● **Task item**
Among the entries that follow, how many lines contain the word "Sugars"? Give the number alone.

(Records from a data collection)
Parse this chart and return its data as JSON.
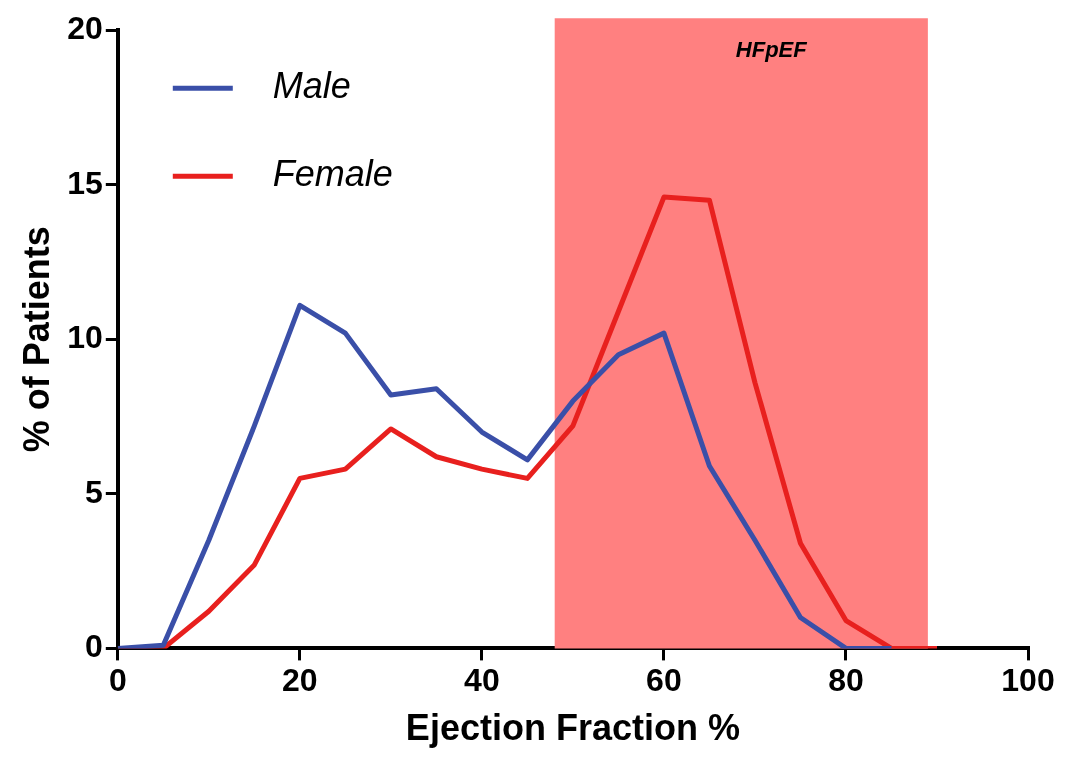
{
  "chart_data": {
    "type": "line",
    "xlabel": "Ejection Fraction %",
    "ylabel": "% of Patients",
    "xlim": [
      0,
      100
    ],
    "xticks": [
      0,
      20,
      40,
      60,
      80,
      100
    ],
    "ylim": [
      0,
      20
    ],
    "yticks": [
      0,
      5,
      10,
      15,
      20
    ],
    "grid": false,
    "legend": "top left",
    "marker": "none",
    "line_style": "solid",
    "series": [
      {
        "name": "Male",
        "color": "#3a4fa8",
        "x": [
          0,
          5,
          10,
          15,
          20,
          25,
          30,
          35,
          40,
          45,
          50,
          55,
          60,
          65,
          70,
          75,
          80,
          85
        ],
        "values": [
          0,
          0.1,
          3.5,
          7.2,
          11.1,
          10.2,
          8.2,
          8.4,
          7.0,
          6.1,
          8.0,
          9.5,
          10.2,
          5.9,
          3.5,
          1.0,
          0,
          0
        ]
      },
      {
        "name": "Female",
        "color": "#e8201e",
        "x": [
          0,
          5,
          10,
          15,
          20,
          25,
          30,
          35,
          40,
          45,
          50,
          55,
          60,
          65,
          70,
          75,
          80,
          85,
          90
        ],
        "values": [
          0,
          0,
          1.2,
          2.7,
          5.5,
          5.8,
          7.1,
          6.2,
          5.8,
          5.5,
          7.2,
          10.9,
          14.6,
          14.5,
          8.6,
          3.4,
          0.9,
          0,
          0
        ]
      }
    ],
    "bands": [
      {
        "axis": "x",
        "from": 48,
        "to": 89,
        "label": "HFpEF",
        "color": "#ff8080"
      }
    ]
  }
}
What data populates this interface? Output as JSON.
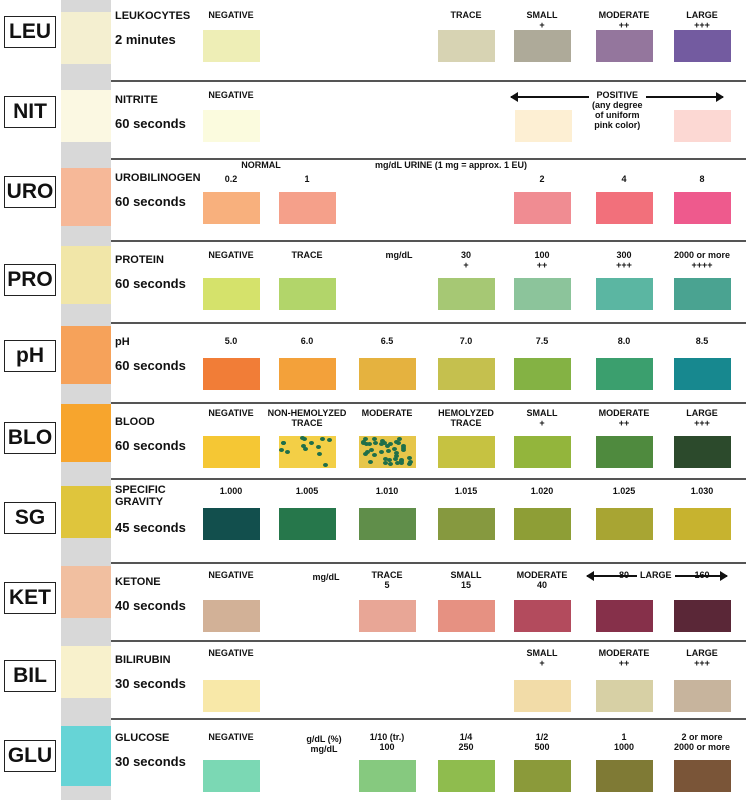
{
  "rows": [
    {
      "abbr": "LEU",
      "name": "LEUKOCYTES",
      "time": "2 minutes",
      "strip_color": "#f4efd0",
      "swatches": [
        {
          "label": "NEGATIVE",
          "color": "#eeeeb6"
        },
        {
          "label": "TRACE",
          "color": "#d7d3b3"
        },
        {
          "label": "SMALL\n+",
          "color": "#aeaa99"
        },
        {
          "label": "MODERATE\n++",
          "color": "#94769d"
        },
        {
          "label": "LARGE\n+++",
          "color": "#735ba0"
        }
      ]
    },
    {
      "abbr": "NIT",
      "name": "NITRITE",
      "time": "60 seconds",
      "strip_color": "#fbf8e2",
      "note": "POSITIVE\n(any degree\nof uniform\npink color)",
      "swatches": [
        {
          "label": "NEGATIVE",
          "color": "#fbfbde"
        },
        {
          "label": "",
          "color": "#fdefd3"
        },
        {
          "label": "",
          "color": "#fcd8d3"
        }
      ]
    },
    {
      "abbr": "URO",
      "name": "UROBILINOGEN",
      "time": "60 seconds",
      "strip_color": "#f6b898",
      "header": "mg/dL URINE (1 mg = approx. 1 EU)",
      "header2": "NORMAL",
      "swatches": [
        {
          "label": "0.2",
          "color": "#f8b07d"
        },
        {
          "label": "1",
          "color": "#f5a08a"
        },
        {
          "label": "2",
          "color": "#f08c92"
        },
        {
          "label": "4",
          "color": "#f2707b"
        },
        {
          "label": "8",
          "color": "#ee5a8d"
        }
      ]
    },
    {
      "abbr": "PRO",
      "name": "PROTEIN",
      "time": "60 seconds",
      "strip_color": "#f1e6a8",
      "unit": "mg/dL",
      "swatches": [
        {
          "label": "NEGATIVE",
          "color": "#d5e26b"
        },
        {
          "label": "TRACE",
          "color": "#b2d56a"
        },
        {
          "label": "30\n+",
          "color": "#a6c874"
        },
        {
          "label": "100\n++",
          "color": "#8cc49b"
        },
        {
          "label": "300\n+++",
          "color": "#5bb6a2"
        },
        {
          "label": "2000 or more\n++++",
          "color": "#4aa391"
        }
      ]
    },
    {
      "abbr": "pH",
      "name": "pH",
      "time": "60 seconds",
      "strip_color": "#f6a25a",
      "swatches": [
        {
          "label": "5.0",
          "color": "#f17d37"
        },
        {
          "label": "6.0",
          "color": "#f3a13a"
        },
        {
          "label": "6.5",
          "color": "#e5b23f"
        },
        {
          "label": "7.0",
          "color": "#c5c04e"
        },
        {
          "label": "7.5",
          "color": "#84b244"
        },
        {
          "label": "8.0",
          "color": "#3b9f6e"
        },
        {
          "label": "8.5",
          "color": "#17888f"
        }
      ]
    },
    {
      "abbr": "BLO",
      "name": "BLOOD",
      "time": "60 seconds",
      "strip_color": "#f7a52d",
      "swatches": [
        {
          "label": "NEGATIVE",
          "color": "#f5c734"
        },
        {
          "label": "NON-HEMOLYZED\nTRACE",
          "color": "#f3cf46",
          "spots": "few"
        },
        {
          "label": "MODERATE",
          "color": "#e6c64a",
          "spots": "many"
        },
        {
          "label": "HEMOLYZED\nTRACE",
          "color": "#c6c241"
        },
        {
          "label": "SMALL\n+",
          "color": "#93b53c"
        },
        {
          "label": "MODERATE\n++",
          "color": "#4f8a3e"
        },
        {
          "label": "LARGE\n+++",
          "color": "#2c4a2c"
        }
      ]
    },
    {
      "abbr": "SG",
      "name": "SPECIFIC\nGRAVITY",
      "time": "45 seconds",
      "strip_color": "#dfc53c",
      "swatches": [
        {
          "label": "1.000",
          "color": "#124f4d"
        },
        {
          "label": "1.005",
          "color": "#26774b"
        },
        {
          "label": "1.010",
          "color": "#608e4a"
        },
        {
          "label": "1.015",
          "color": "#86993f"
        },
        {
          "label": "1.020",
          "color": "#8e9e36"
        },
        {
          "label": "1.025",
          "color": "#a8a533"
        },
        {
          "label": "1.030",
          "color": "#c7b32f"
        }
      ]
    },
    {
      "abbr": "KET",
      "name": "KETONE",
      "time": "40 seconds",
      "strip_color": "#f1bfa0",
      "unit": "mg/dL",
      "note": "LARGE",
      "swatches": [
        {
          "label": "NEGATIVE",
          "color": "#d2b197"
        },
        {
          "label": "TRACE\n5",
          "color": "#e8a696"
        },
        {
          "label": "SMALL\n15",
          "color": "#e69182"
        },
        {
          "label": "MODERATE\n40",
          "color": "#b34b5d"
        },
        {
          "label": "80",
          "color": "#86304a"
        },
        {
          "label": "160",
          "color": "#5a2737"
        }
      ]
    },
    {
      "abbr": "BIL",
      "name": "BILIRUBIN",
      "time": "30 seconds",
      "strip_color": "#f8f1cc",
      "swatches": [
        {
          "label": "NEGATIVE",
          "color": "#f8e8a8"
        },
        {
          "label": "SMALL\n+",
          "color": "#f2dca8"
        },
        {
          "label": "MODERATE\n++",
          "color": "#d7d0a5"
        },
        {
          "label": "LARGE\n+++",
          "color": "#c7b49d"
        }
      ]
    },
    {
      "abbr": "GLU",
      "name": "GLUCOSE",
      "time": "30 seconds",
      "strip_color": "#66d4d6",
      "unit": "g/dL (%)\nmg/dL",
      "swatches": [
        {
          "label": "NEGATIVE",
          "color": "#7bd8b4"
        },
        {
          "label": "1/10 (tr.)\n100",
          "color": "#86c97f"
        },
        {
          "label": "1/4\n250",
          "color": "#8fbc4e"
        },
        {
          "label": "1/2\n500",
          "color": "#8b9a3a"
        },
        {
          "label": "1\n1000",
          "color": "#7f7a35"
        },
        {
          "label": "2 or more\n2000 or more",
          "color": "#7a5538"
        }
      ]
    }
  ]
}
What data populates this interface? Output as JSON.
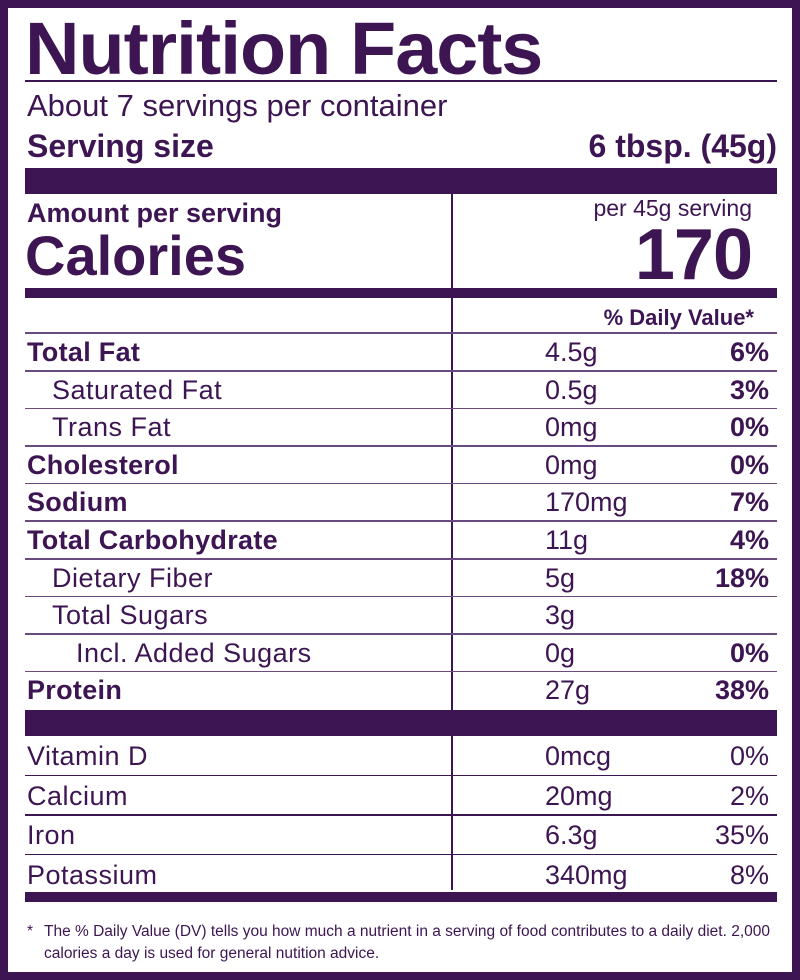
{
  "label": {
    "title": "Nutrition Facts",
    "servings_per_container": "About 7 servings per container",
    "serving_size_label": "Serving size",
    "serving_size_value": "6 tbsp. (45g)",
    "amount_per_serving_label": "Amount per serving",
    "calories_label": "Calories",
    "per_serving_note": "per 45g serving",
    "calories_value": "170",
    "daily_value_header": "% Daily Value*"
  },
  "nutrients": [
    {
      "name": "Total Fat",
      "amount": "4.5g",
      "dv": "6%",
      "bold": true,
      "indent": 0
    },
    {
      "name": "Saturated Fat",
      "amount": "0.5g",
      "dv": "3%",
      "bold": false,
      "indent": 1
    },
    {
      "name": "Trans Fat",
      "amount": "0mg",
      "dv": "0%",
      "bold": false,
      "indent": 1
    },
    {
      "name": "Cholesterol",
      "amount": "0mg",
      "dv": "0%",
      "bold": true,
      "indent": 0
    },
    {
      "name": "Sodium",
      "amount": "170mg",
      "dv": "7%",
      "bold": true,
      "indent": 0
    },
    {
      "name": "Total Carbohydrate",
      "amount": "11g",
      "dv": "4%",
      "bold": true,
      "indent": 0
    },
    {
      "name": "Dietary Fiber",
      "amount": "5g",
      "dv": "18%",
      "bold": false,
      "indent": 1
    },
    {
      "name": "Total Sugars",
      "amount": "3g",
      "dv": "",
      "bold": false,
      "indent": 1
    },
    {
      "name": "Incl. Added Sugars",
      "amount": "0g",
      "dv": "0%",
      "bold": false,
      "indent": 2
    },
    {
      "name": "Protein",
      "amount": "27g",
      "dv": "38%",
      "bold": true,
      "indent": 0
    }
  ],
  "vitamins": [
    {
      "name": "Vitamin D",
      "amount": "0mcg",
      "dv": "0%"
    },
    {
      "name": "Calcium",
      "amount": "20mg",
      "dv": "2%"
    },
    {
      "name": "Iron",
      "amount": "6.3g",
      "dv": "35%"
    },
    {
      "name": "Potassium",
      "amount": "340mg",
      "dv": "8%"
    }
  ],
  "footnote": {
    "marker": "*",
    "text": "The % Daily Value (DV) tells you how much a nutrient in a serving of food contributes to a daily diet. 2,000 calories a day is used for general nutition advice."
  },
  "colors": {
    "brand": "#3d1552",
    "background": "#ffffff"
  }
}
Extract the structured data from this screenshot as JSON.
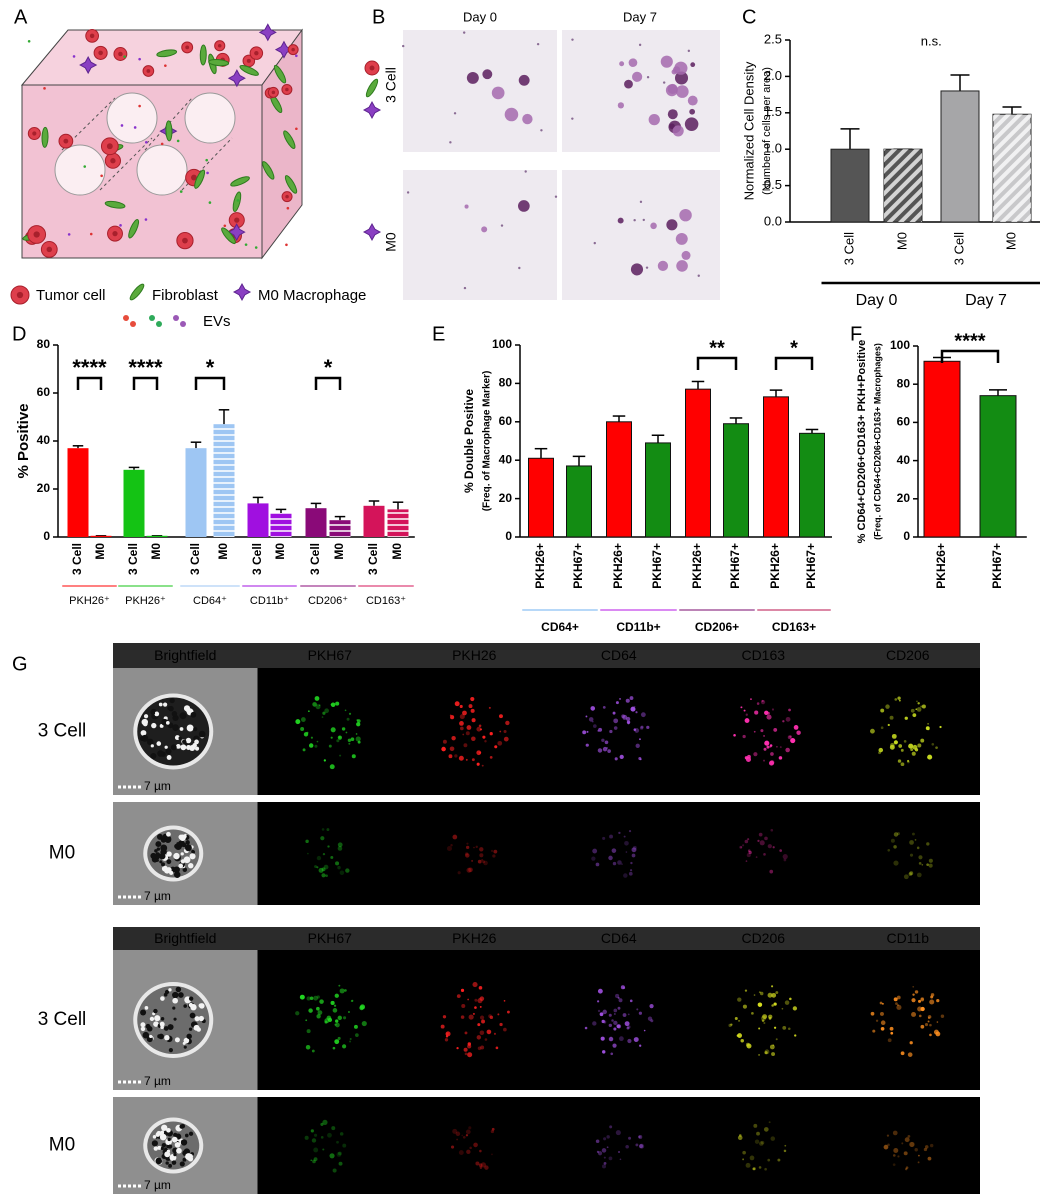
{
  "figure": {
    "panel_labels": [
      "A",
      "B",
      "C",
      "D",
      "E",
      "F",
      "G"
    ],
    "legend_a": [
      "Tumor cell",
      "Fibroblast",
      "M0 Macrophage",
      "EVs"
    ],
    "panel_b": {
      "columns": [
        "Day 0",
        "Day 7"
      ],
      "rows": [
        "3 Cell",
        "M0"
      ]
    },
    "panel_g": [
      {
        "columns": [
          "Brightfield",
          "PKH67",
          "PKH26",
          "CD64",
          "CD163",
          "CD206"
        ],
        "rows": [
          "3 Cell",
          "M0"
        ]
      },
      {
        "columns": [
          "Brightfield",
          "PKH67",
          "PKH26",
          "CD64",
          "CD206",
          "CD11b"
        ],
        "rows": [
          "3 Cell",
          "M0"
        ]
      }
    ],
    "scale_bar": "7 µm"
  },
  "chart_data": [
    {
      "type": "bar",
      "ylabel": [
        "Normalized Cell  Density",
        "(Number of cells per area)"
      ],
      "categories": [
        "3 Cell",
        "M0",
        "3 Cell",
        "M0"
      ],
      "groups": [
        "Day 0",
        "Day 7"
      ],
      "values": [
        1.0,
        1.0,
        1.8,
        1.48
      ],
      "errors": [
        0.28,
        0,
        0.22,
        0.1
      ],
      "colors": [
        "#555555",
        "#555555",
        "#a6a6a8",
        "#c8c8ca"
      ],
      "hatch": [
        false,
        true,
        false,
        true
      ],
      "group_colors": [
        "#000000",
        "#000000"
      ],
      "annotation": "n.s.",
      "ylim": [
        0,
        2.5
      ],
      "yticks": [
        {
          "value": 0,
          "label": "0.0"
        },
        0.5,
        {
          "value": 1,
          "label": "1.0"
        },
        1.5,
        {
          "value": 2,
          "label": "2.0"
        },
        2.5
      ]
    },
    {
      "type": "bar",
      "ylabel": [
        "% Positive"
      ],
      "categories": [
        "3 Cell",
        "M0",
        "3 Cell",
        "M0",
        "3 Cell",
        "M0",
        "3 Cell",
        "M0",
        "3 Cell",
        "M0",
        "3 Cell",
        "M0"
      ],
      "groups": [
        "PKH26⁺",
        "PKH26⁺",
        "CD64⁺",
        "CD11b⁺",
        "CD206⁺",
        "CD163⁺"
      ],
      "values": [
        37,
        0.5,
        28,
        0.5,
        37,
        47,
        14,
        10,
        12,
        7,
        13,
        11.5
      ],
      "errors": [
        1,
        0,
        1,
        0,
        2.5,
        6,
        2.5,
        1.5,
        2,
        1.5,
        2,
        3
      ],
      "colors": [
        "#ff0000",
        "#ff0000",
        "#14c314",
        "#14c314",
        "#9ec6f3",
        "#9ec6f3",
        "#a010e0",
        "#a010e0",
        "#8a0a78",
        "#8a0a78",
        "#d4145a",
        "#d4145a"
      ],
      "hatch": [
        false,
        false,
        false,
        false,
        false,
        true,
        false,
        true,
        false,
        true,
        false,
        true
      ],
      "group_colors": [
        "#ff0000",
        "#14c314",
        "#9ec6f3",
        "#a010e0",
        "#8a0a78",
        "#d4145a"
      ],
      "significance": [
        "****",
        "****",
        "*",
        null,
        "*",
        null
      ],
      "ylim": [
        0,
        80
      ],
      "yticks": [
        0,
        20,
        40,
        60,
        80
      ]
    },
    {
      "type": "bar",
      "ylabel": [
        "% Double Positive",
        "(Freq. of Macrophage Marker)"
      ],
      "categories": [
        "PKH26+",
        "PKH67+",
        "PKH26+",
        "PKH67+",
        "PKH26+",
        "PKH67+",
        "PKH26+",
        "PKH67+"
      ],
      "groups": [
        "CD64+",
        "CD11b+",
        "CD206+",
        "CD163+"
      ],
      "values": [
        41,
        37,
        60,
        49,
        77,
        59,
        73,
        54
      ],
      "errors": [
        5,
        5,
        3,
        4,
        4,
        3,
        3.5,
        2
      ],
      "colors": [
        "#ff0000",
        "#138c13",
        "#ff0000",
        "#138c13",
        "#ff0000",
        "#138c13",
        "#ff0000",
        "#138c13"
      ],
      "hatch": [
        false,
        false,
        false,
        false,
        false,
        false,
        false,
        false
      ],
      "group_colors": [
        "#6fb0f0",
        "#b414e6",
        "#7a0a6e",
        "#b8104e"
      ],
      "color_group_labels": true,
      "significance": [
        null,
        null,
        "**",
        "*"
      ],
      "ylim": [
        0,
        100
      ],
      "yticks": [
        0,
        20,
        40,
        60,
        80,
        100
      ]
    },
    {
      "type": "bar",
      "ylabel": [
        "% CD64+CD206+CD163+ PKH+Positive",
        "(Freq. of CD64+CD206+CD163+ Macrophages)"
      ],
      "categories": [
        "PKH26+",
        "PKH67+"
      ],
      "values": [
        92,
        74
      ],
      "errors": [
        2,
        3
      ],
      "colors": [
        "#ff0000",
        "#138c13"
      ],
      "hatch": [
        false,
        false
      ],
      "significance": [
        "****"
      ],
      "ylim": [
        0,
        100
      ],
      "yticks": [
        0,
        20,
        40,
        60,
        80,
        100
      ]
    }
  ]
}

● **Result below**
2